- **Data shown**

- - -

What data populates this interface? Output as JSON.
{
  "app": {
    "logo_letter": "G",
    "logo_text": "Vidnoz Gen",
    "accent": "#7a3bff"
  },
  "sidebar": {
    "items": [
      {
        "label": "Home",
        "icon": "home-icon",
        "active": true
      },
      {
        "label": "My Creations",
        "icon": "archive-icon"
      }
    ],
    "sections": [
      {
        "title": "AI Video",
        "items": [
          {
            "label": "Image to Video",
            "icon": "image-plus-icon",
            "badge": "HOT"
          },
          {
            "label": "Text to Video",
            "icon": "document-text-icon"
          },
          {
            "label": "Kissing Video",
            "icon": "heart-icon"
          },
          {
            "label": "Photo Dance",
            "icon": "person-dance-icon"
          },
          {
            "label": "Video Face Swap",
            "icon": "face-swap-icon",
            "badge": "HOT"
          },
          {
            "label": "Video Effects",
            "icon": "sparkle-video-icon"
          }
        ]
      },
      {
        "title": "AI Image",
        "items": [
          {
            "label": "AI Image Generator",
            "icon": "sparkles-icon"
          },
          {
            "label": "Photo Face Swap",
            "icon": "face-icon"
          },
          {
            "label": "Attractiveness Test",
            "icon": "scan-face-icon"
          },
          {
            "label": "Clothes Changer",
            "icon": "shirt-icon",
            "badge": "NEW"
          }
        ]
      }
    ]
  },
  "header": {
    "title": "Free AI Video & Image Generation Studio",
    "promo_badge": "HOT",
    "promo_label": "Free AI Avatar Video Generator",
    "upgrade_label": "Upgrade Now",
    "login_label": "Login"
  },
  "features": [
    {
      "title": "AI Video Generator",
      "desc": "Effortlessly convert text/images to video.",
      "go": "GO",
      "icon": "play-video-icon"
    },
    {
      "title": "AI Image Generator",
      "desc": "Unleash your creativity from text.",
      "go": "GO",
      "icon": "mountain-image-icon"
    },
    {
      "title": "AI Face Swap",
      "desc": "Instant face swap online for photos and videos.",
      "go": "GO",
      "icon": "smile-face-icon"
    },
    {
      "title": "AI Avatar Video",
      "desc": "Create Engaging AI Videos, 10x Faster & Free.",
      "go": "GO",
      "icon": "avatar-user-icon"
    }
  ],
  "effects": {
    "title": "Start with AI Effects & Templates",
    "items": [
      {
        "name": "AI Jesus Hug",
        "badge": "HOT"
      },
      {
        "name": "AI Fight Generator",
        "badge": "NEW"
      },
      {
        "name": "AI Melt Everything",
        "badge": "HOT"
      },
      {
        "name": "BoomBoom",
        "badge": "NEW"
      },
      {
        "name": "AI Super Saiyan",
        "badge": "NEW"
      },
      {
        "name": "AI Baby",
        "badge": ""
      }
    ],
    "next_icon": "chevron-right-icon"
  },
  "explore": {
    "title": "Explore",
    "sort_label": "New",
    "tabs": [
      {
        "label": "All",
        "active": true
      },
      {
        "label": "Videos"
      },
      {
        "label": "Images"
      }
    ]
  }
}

- - -

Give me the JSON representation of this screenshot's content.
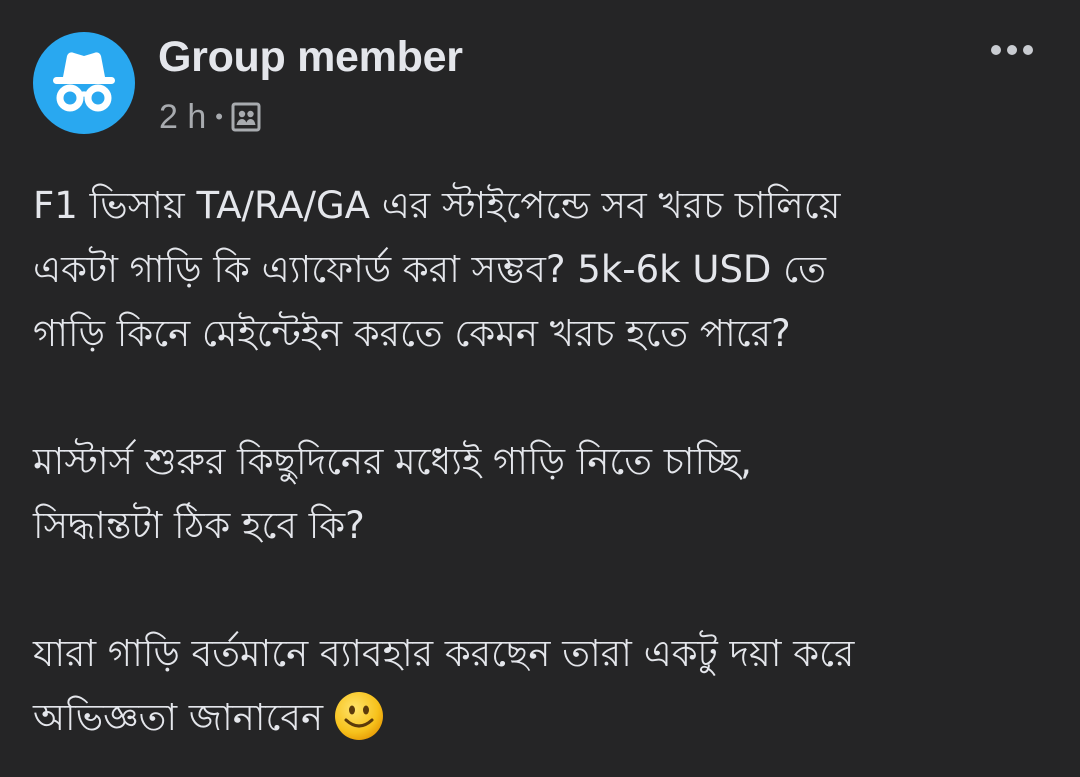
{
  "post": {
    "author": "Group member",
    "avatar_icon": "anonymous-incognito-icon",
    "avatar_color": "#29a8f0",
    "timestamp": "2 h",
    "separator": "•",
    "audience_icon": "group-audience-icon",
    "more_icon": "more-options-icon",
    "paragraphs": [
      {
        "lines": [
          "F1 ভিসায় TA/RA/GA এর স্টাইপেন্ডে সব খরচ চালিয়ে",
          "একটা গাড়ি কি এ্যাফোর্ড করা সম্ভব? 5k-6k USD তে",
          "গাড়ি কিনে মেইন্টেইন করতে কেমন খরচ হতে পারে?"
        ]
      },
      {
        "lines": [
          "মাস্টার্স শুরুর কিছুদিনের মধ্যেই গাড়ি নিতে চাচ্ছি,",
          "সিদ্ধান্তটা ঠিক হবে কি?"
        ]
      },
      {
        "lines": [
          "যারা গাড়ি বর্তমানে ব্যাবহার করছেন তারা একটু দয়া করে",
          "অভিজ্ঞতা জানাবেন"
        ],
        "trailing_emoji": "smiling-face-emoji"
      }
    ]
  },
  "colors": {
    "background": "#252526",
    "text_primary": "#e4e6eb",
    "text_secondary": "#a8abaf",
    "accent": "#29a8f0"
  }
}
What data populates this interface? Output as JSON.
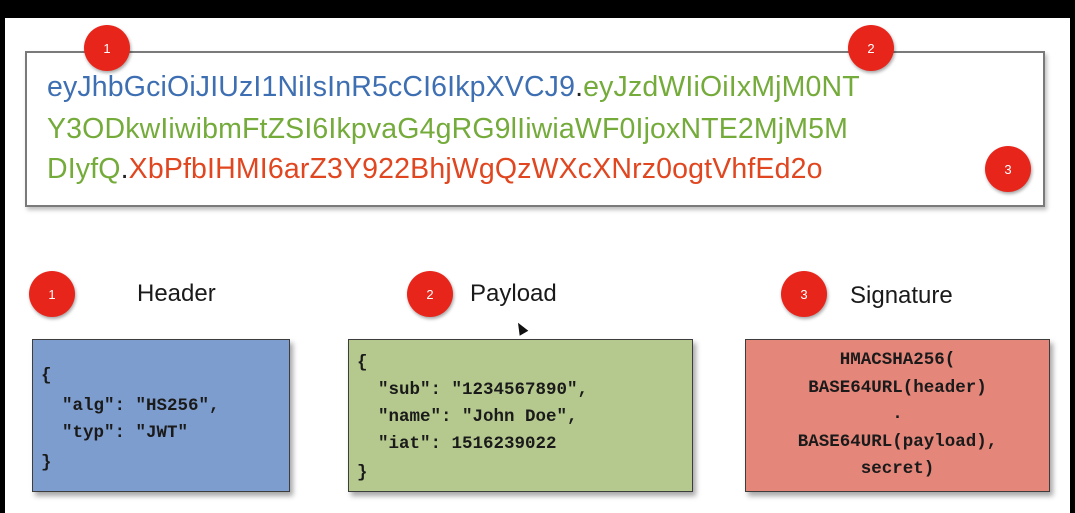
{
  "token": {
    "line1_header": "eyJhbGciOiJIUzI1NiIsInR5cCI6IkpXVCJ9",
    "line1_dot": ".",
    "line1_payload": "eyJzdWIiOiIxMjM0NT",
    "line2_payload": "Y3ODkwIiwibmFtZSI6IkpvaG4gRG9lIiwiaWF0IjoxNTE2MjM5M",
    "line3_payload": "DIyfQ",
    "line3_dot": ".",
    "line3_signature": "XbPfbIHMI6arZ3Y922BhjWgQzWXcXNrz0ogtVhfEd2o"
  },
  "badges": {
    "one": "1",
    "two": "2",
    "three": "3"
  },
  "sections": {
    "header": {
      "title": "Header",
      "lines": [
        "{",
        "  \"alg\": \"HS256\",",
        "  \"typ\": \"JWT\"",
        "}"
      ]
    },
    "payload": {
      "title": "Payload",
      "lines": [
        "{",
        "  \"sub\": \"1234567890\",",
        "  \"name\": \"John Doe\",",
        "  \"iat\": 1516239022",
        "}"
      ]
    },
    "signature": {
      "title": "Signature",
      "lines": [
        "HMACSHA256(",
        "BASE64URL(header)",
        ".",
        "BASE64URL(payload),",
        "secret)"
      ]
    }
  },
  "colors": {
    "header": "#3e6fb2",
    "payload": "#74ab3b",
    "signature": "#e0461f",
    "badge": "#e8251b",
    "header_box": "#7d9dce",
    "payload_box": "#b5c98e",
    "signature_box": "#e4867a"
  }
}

- - -

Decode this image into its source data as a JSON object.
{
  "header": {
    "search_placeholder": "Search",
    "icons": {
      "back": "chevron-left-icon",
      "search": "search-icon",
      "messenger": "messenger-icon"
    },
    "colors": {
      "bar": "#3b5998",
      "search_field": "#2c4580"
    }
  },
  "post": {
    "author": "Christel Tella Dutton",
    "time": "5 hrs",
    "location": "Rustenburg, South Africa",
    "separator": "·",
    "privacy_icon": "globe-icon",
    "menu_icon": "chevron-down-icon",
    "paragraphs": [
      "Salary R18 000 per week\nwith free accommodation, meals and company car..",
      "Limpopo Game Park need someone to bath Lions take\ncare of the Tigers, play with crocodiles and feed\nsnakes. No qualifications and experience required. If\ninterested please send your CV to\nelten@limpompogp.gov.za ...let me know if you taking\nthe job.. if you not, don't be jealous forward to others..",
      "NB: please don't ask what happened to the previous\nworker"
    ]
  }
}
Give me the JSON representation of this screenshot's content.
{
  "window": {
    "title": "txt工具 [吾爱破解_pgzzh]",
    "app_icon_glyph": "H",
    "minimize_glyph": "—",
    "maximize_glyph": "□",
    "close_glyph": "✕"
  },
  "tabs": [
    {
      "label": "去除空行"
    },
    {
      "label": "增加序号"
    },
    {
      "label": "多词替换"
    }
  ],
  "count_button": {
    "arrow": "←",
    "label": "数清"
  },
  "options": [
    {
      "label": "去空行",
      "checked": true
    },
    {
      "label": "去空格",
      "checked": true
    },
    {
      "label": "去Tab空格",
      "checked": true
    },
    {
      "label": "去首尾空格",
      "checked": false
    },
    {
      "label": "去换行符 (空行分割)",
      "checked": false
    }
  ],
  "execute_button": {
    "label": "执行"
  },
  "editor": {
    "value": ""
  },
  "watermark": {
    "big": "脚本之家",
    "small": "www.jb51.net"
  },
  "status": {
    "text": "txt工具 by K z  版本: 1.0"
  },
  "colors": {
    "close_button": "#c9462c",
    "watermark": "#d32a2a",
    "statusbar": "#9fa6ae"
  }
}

- - -

- **What you have to do**
Locate each line with the word "Generator" and copy it.

- **Exercise result**
            "label": "AI Image Generator",
    "promo_label": "Free AI Avatar Video Generator",
      "title": "AI Video Generator",
      "title": "AI Image Generator",
        "name": "AI Fight Generator",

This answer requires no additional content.